§ **WRITTEN REQUEST**
Keep only the lines of the data below that contain "title", and copy them.

━━━━━ SUPPLIED MATERIAL

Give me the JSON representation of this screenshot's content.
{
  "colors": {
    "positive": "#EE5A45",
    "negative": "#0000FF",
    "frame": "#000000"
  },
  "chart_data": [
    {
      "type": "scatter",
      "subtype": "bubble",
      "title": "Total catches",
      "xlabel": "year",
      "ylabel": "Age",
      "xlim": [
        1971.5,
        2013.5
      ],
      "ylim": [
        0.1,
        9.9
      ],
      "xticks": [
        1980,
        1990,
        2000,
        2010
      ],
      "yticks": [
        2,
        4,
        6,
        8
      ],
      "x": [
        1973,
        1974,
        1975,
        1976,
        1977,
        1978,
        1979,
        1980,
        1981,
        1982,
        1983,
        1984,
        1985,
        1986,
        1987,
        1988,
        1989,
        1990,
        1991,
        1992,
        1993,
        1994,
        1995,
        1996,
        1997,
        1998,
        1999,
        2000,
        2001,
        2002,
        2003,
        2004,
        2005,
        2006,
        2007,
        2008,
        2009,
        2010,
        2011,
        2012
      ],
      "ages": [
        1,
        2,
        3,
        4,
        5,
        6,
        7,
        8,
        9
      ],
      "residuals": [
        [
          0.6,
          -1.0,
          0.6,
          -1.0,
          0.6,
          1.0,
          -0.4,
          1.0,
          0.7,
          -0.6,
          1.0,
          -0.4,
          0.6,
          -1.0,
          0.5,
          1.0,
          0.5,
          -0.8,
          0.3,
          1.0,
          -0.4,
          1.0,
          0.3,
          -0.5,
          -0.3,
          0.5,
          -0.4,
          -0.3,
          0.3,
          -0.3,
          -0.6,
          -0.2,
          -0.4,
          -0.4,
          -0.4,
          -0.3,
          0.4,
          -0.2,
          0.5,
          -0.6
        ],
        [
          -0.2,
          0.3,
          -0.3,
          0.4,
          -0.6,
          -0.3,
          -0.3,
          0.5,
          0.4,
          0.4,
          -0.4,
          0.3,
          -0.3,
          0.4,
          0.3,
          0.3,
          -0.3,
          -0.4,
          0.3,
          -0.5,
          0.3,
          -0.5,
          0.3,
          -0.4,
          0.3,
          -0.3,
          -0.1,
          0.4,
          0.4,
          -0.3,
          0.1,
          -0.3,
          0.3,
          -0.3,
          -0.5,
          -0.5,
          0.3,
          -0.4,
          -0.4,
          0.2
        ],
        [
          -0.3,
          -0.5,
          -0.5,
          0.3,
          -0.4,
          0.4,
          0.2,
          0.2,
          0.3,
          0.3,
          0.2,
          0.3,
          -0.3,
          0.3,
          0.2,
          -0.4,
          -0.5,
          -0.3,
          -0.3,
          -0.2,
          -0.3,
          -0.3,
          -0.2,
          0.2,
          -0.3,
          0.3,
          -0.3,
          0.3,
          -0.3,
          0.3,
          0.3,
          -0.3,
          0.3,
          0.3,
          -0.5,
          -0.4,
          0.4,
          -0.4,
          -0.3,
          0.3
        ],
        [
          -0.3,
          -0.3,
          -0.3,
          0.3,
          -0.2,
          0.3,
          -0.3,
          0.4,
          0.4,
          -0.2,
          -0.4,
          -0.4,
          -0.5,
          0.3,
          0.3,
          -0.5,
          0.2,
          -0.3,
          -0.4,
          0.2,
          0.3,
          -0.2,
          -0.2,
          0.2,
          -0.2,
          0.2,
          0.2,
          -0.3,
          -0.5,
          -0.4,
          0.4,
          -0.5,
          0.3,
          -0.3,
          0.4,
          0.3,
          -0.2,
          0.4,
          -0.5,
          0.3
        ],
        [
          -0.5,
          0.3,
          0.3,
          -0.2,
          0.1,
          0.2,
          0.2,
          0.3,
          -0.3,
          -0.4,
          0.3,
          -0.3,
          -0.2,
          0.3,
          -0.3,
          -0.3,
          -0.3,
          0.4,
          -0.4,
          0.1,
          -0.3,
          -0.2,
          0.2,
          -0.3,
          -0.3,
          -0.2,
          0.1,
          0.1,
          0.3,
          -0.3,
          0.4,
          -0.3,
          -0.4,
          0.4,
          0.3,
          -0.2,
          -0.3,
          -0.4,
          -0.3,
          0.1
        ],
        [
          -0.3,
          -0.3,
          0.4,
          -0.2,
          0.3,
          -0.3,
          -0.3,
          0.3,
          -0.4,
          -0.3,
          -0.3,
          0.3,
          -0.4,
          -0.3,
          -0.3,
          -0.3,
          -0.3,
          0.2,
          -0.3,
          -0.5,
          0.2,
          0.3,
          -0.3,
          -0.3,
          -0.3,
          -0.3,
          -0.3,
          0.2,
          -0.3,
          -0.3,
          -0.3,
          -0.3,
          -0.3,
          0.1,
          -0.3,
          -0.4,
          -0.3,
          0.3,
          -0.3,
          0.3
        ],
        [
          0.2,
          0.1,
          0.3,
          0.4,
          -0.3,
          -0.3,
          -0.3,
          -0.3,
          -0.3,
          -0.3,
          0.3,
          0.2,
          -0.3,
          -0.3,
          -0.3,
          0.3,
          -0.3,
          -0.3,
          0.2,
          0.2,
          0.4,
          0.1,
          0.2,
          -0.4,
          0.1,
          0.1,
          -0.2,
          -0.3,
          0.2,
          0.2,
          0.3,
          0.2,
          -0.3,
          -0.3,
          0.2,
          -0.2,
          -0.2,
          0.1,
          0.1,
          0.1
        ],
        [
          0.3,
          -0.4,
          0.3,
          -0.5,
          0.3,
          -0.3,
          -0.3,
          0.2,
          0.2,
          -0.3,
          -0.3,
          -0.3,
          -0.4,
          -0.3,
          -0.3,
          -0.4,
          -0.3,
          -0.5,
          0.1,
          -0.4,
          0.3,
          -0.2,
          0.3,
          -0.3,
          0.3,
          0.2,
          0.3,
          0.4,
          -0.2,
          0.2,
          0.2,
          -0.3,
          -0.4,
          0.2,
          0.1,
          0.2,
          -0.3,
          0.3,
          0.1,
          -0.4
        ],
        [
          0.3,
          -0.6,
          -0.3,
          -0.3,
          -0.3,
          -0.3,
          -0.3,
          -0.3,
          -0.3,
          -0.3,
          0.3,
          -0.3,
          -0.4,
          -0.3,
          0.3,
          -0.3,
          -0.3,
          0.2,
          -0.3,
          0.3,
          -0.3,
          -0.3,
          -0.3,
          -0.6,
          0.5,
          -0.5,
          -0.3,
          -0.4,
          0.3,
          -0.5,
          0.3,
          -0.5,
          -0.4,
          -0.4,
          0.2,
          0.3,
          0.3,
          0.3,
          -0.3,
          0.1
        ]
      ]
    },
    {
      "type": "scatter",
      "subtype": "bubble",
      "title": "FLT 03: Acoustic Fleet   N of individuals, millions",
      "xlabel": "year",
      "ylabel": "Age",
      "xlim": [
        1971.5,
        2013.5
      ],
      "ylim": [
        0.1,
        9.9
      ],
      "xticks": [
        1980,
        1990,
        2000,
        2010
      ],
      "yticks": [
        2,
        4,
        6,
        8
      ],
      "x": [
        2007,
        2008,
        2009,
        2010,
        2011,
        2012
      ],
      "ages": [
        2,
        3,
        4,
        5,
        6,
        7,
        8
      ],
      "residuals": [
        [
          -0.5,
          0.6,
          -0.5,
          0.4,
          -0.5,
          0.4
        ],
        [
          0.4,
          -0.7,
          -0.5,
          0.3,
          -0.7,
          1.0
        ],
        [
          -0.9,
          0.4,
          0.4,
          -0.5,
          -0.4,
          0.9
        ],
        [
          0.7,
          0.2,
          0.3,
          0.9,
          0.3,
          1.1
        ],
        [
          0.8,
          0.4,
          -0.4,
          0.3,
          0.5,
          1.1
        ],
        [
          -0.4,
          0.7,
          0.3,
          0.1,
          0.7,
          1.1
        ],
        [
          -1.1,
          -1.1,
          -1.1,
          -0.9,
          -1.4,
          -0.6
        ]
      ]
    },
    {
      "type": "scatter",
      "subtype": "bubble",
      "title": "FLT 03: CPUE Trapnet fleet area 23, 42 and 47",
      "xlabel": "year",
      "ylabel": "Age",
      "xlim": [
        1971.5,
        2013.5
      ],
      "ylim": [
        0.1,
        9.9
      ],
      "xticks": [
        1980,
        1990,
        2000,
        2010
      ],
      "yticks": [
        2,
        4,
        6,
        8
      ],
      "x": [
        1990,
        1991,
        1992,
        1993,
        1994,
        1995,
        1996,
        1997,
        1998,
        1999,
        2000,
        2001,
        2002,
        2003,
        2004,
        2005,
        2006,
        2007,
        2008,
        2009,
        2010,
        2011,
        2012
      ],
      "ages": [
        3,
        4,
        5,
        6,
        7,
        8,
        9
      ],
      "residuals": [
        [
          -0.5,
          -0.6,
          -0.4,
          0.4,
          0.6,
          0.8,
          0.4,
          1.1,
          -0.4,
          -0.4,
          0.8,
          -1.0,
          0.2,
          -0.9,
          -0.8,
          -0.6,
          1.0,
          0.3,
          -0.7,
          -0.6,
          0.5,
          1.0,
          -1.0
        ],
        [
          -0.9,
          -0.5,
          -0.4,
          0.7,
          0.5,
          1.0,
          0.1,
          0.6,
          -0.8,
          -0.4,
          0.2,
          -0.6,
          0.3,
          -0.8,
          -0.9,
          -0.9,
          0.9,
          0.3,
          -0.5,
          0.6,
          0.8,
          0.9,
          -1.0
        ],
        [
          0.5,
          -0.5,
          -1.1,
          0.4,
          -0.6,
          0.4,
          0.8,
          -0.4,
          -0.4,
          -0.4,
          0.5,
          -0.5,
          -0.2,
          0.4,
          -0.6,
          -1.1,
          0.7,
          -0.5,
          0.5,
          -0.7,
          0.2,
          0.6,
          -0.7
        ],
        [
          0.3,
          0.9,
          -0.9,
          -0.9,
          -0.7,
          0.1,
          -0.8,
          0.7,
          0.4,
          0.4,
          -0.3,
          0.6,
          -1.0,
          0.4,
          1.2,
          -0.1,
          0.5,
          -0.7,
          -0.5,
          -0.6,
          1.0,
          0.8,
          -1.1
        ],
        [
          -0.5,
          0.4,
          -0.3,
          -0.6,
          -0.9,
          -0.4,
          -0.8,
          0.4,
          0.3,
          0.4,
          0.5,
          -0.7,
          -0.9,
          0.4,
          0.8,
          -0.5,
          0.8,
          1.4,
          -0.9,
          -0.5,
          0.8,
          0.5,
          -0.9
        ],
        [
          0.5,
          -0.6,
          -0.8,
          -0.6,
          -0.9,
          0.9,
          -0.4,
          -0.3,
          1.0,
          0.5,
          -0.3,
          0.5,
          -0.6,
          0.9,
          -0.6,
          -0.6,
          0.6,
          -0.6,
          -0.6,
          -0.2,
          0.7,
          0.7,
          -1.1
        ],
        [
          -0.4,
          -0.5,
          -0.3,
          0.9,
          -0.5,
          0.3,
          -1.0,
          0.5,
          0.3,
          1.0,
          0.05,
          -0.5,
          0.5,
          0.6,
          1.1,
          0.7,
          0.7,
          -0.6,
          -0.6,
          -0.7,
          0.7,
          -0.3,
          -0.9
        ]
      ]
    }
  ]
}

━━━━━━━━━━

§ **FULL OUTPUT**
      "title": "Total catches",
      "title": "FLT 03: Acoustic Fleet   N of individuals, millions",
      "title": "FLT 03: CPUE Trapnet fleet area 23, 42 and 47",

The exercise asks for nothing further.